=== EXERCISE BRIEF ===
How many lines hold the string "this"? Give only the number.

=== EXTRACTED RECORDS ===
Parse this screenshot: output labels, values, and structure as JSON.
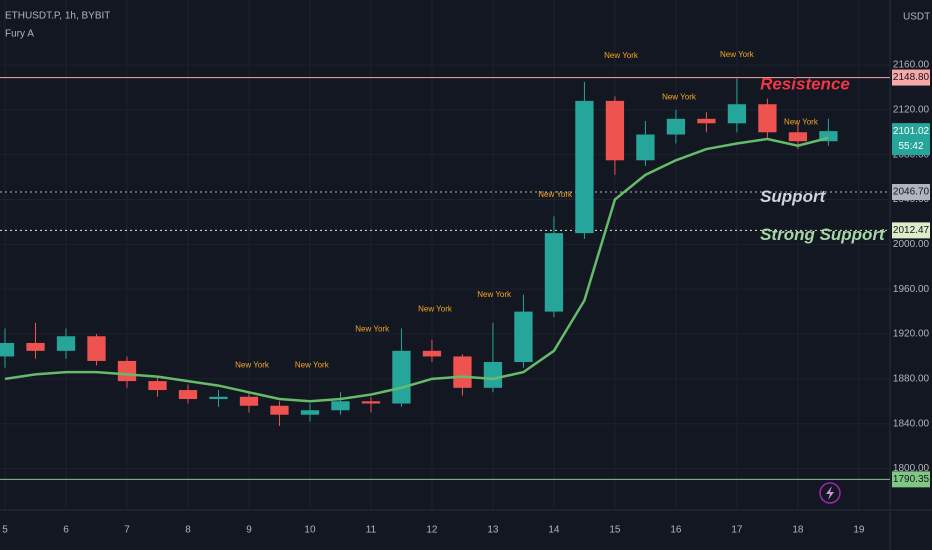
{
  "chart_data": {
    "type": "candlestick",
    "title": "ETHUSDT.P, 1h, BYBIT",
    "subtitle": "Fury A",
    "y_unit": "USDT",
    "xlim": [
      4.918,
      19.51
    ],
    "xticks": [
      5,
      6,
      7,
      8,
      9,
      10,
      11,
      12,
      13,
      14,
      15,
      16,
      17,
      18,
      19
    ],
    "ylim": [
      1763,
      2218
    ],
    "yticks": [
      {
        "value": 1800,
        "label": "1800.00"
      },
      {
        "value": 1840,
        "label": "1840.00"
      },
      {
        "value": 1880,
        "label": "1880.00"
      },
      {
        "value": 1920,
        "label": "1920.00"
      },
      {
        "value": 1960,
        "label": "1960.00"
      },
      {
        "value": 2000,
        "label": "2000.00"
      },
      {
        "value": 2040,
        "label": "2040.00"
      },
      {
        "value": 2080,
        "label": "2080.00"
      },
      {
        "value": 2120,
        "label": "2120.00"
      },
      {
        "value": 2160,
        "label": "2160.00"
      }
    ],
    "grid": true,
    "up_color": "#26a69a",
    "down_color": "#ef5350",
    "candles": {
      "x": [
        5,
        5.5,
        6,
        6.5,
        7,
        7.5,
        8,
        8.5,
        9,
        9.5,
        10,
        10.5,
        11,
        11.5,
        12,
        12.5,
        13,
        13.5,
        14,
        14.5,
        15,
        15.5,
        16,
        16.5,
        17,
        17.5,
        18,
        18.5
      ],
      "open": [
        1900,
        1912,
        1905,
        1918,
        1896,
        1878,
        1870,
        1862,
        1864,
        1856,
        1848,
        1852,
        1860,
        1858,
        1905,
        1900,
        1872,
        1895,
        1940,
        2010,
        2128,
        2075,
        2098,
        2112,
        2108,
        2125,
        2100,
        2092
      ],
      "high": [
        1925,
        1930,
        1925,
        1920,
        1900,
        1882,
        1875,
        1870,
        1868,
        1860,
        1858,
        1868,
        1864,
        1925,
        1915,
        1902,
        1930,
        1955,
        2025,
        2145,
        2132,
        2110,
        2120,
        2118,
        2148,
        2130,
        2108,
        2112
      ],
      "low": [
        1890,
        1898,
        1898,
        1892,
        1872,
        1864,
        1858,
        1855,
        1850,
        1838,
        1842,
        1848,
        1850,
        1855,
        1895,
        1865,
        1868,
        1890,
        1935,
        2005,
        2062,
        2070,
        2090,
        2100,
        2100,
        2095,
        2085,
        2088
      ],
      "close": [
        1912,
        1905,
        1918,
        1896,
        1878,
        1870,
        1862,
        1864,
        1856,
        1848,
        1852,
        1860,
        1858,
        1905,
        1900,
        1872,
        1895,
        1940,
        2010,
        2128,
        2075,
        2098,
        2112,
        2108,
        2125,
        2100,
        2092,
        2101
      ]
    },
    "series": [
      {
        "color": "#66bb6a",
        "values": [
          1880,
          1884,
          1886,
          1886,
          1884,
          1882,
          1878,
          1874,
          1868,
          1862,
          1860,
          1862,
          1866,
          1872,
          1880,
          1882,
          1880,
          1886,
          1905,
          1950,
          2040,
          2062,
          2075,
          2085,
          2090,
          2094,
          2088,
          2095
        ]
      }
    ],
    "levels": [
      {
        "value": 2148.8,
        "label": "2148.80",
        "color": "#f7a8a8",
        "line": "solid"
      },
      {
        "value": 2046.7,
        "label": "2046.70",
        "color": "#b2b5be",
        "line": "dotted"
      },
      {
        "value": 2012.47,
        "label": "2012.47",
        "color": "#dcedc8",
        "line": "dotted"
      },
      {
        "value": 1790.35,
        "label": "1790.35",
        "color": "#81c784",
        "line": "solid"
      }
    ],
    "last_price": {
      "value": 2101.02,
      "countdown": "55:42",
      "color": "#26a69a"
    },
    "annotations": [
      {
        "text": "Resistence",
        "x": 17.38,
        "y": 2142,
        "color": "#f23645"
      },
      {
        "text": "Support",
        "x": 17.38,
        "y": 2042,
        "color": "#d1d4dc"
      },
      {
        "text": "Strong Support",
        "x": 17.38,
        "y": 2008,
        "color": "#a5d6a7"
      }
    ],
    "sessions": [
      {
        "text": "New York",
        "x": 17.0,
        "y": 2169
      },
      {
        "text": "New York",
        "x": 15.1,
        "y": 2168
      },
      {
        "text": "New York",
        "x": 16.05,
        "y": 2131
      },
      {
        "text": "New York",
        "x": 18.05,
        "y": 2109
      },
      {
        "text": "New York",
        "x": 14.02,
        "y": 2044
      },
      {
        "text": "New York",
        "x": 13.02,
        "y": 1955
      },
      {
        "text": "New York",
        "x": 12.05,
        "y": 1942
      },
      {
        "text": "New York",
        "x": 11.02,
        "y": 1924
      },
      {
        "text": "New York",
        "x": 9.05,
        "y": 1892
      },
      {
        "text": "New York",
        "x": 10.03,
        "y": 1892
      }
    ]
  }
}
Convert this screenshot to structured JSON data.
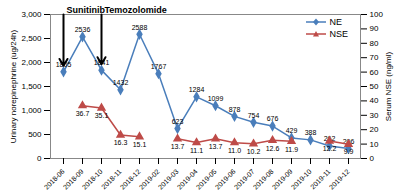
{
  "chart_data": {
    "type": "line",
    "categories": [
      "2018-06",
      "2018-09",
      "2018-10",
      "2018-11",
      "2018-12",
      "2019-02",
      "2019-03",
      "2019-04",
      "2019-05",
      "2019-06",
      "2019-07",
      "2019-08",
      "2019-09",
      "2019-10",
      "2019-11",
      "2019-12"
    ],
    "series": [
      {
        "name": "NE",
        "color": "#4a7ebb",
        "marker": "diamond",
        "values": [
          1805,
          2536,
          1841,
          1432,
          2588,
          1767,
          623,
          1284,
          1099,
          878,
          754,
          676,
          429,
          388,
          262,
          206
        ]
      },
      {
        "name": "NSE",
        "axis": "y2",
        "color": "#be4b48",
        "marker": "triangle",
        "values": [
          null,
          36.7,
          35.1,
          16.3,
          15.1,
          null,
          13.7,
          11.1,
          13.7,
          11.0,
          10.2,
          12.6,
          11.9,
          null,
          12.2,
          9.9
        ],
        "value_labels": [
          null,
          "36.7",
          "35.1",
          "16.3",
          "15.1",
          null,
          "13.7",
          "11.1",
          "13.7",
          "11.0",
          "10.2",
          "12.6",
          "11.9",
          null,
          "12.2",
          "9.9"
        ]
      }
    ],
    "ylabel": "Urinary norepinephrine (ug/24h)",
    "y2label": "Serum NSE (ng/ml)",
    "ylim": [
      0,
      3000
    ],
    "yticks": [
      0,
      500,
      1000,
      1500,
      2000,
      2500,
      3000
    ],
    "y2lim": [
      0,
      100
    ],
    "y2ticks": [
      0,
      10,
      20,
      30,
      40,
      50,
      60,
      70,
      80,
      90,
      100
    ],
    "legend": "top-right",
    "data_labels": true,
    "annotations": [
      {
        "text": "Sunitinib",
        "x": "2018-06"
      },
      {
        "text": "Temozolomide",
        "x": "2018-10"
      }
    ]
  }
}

=== COMPLETED EXERCISE ===
2